__Required work__.
Reproduce the listing below line for line, without altering anything, and omit any pictures from your answer.

----- Record excerpts -----

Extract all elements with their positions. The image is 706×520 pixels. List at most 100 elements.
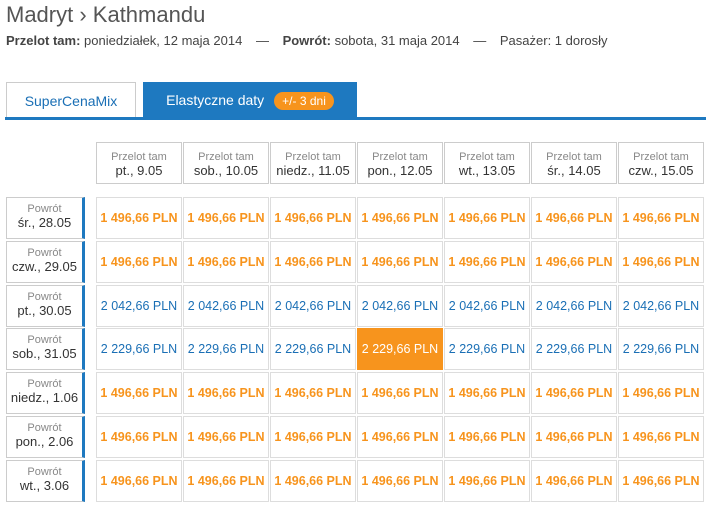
price-cell[interactable]: 1 496,66 PLN [96,459,182,502]
column-header: Przelot tam pt., 9.05 [96,142,182,184]
price-cell[interactable]: 1 496,66 PLN [96,372,182,415]
column-label: Przelot tam [285,151,341,163]
row-date: wt., 3.06 [19,477,70,493]
outbound-label: Przelot tam: [6,33,81,48]
row-header: Powrót wt., 3.06 [6,459,85,502]
price-cell[interactable]: 2 229,66 PLN [183,328,269,371]
page-title: Madryt › Kathmandu [6,2,206,27]
row-label: Powrót [27,422,62,434]
row-label: Powrót [27,203,62,215]
column-header: Przelot tam niedz., 11.05 [270,142,356,184]
price-cell[interactable]: 2 042,66 PLN [618,284,704,327]
badge: +/- 3 dni [274,92,334,110]
column-label: Przelot tam [633,151,689,163]
row-date: sob., 31.05 [12,346,77,362]
price-cell[interactable]: 1 496,66 PLN [357,459,443,502]
row-date: pt., 30.05 [17,302,72,318]
price-cell[interactable]: 1 496,66 PLN [183,240,269,283]
trip-summary: Przelot tam: poniedziałek, 12 maja 2014 … [6,33,608,48]
column-header: Przelot tam czw., 15.05 [618,142,704,184]
price-cell[interactable]: 2 229,66 PLN [357,328,443,371]
price-cell[interactable]: 1 496,66 PLN [357,416,443,458]
row-date: czw., 29.05 [11,258,78,274]
price-cell[interactable]: 2 042,66 PLN [96,284,182,327]
column-date: sob., 10.05 [193,163,259,178]
column-date: śr., 14.05 [547,163,601,178]
price-cell[interactable]: 1 496,66 PLN [183,416,269,458]
row-header: Powrót niedz., 1.06 [6,372,85,415]
row-label: Powrót [27,465,62,478]
column-label: Przelot tam [198,151,254,163]
price-cell[interactable]: 1 496,66 PLN [357,240,443,283]
row-date: niedz., 1.06 [10,390,79,406]
tab-active[interactable]: Elastyczne daty +/- 3 dni [143,82,357,118]
price-cell[interactable]: 1 496,66 PLN [444,416,530,458]
row-label: Powrót [27,246,62,259]
column-date: czw., 15.05 [628,163,694,178]
price-cell[interactable]: 1 496,66 PLN [96,197,182,239]
price-cell[interactable]: 1 496,66 PLN [183,459,269,502]
price-cell[interactable]: 1 496,66 PLN [444,459,530,502]
price-cell[interactable]: 1 496,66 PLN [531,197,617,239]
row-label: Powrót [27,378,62,391]
row-header: Powrót sob., 31.05 [6,328,85,371]
price-cell[interactable]: 1 496,66 PLN [96,416,182,458]
row-label: Powrót [27,334,62,347]
price-cell[interactable]: 2 042,66 PLN [270,284,356,327]
price-cell[interactable]: 1 496,66 PLN [618,459,704,502]
column-date: niedz., 11.05 [276,163,350,178]
column-label: Przelot tam [111,151,167,163]
price-cell[interactable]: 2 042,66 PLN [444,284,530,327]
price-cell[interactable]: 1 496,66 PLN [618,416,704,458]
price-cell[interactable]: 1 496,66 PLN [531,372,617,415]
price-cell[interactable]: 2 229,66 PLN [618,328,704,371]
price-cell[interactable]: 2 042,66 PLN [183,284,269,327]
tab[interactable]: SuperCenaMix [6,82,136,118]
price-cell[interactable]: 1 496,66 PLN [270,416,356,458]
row-date: pon., 2.06 [15,434,74,449]
column-header: Przelot tam śr., 14.05 [531,142,617,184]
return-label: Powrót: [282,33,331,48]
column-label: Przelot tam [372,151,428,163]
column-header: Przelot tam sob., 10.05 [183,142,269,184]
price-cell[interactable]: 1 496,66 PLN [531,459,617,502]
outbound-date: poniedziałek, 12 maja 2014 [84,33,243,48]
price-cell[interactable]: 2 229,66 PLN [444,328,530,371]
price-cell[interactable]: 2 229,66 PLN [96,328,182,371]
return-date: sobota, 31 maja 2014 [334,33,460,48]
price-cell[interactable]: 1 496,66 PLN [531,240,617,283]
price-cell[interactable]: 1 496,66 PLN [618,372,704,415]
row-date: śr., 28.05 [17,215,72,230]
column-header: Przelot tam wt., 13.05 [444,142,530,184]
separator: — [473,33,487,48]
row-label: Powrót [27,290,62,303]
column-label: Przelot tam [546,151,602,163]
price-cell[interactable]: 2 229,66 PLN [531,328,617,371]
price-cell[interactable]: 1 496,66 PLN [444,240,530,283]
price-cell[interactable]: 1 496,66 PLN [96,240,182,283]
price-cell[interactable]: 2 042,66 PLN [357,284,443,327]
column-date: wt., 13.05 [458,163,516,178]
row-header: Powrót pt., 30.05 [6,284,85,327]
row-header: Powrót czw., 29.05 [6,240,85,283]
passengers: Pasażer: 1 dorosły [499,33,608,48]
column-date: pon., 12.05 [367,163,433,178]
price-cell[interactable]: 2 229,66 PLN [270,328,356,371]
price-cell[interactable]: 1 496,66 PLN [270,197,356,239]
price-cell[interactable]: 1 496,66 PLN [357,197,443,239]
tab-label: Elastyczne daty [166,92,265,108]
price-cell[interactable]: 1 496,66 PLN [444,372,530,415]
row-header: Powrót pon., 2.06 [6,416,85,458]
price-cell[interactable]: 1 496,66 PLN [270,372,356,415]
price-cell[interactable]: 1 496,66 PLN [531,416,617,458]
price-cell[interactable]: 1 496,66 PLN [270,459,356,502]
price-cell[interactable]: 1 496,66 PLN [183,197,269,239]
price-cell[interactable]: 1 496,66 PLN [444,197,530,239]
price-cell[interactable]: 1 496,66 PLN [357,372,443,415]
price-cell[interactable]: 1 496,66 PLN [618,240,704,283]
price-cell[interactable]: 1 496,66 PLN [618,197,704,239]
price-cell[interactable]: 2 042,66 PLN [531,284,617,327]
price-cell[interactable]: 1 496,66 PLN [270,240,356,283]
price-cell[interactable]: 1 496,66 PLN [183,372,269,415]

-----

__Finished task__.
Extract all elements with their positions. The image is 706×520 pixels. List at most 100 elements.
price-cell[interactable]: 1 496,66 PLN [96,459,182,502]
column-header: Przelot tam pt., 9.05 [96,142,182,184]
price-cell[interactable]: 1 496,66 PLN [96,372,182,415]
column-label: Przelot tam [285,151,341,163]
row-date: wt., 3.06 [19,477,70,493]
outbound-label: Przelot tam: [6,33,81,48]
row-header: Powrót wt., 3.06 [6,459,85,502]
price-cell[interactable]: 2 229,66 PLN [183,328,269,371]
page-title: Madryt › Kathmandu [6,2,206,27]
row-label: Powrót [27,422,62,434]
row-label: Powrót [27,203,62,215]
column-header: Przelot tam niedz., 11.05 [270,142,356,184]
price-cell[interactable]: 2 042,66 PLN [618,284,704,327]
badge: +/- 3 dni [274,92,334,110]
column-label: Przelot tam [633,151,689,163]
row-date: sob., 31.05 [12,346,77,362]
price-cell[interactable]: 1 496,66 PLN [357,459,443,502]
row-date: pt., 30.05 [17,302,72,318]
price-cell[interactable]: 1 496,66 PLN [183,240,269,283]
trip-summary: Przelot tam: poniedziałek, 12 maja 2014 … [6,33,608,48]
column-header: Przelot tam czw., 15.05 [618,142,704,184]
price-cell[interactable]: 2 229,66 PLN [357,328,443,371]
price-cell[interactable]: 1 496,66 PLN [357,416,443,458]
row-date: czw., 29.05 [11,258,78,274]
price-cell[interactable]: 2 042,66 PLN [96,284,182,327]
column-date: sob., 10.05 [193,163,259,178]
column-date: śr., 14.05 [547,163,601,178]
price-cell[interactable]: 1 496,66 PLN [183,416,269,458]
row-header: Powrót niedz., 1.06 [6,372,85,415]
row-label: Powrót [27,465,62,478]
column-label: Przelot tam [198,151,254,163]
price-cell[interactable]: 1 496,66 PLN [357,240,443,283]
row-date: niedz., 1.06 [10,390,79,406]
tab-active[interactable]: Elastyczne daty +/- 3 dni [143,82,357,118]
price-cell[interactable]: 1 496,66 PLN [444,416,530,458]
row-label: Powrót [27,246,62,259]
column-date: czw., 15.05 [628,163,694,178]
price-cell[interactable]: 1 496,66 PLN [96,197,182,239]
price-cell[interactable]: 1 496,66 PLN [183,459,269,502]
price-cell[interactable]: 1 496,66 PLN [444,459,530,502]
price-cell[interactable]: 1 496,66 PLN [531,197,617,239]
row-label: Powrót [27,378,62,391]
row-header: Powrót sob., 31.05 [6,328,85,371]
price-cell[interactable]: 1 496,66 PLN [96,416,182,458]
row-label: Powrót [27,334,62,347]
price-cell[interactable]: 2 042,66 PLN [270,284,356,327]
price-cell[interactable]: 1 496,66 PLN [618,459,704,502]
column-date: niedz., 11.05 [276,163,350,178]
column-label: Przelot tam [111,151,167,163]
price-cell[interactable]: 2 042,66 PLN [444,284,530,327]
price-cell[interactable]: 1 496,66 PLN [618,416,704,458]
price-cell[interactable]: 1 496,66 PLN [531,372,617,415]
price-cell[interactable]: 2 229,66 PLN [618,328,704,371]
price-cell[interactable]: 2 042,66 PLN [183,284,269,327]
tab[interactable]: SuperCenaMix [6,82,136,118]
price-cell[interactable]: 1 496,66 PLN [270,416,356,458]
row-date: pon., 2.06 [15,434,74,449]
column-header: Przelot tam śr., 14.05 [531,142,617,184]
return-label: Powrót: [282,33,331,48]
column-label: Przelot tam [372,151,428,163]
column-header: Przelot tam sob., 10.05 [183,142,269,184]
price-cell[interactable]: 1 496,66 PLN [531,459,617,502]
outbound-date: poniedziałek, 12 maja 2014 [84,33,243,48]
price-cell[interactable]: 2 229,66 PLN [444,328,530,371]
price-cell[interactable]: 2 229,66 PLN [96,328,182,371]
return-date: sobota, 31 maja 2014 [334,33,460,48]
price-cell[interactable]: 1 496,66 PLN [531,240,617,283]
price-cell[interactable]: 1 496,66 PLN [618,372,704,415]
row-date: śr., 28.05 [17,215,72,230]
column-header: Przelot tam wt., 13.05 [444,142,530,184]
separator: — [473,33,487,48]
row-label: Powrót [27,290,62,303]
column-label: Przelot tam [546,151,602,163]
price-cell[interactable]: 2 229,66 PLN [531,328,617,371]
price-cell[interactable]: 1 496,66 PLN [444,240,530,283]
price-cell[interactable]: 1 496,66 PLN [96,240,182,283]
price-cell[interactable]: 2 042,66 PLN [357,284,443,327]
column-date: wt., 13.05 [458,163,516,178]
row-header: Powrót pt., 30.05 [6,284,85,327]
row-header: Powrót czw., 29.05 [6,240,85,283]
passengers: Pasażer: 1 dorosły [499,33,608,48]
column-date: pon., 12.05 [367,163,433,178]
price-cell[interactable]: 2 229,66 PLN [270,328,356,371]
price-cell[interactable]: 1 496,66 PLN [270,197,356,239]
price-cell[interactable]: 1 496,66 PLN [357,197,443,239]
tab-label: Elastyczne daty [166,92,265,108]
price-cell[interactable]: 1 496,66 PLN [444,372,530,415]
row-header: Powrót pon., 2.06 [6,416,85,458]
price-cell[interactable]: 1 496,66 PLN [270,372,356,415]
price-cell[interactable]: 1 496,66 PLN [531,416,617,458]
price-cell[interactable]: 1 496,66 PLN [270,459,356,502]
price-cell[interactable]: 1 496,66 PLN [183,197,269,239]
price-cell[interactable]: 1 496,66 PLN [444,197,530,239]
price-cell[interactable]: 1 496,66 PLN [357,372,443,415]
price-cell[interactable]: 1 496,66 PLN [618,240,704,283]
price-cell[interactable]: 1 496,66 PLN [618,197,704,239]
price-cell[interactable]: 2 042,66 PLN [531,284,617,327]
price-cell[interactable]: 1 496,66 PLN [270,240,356,283]
price-cell[interactable]: 1 496,66 PLN [183,372,269,415]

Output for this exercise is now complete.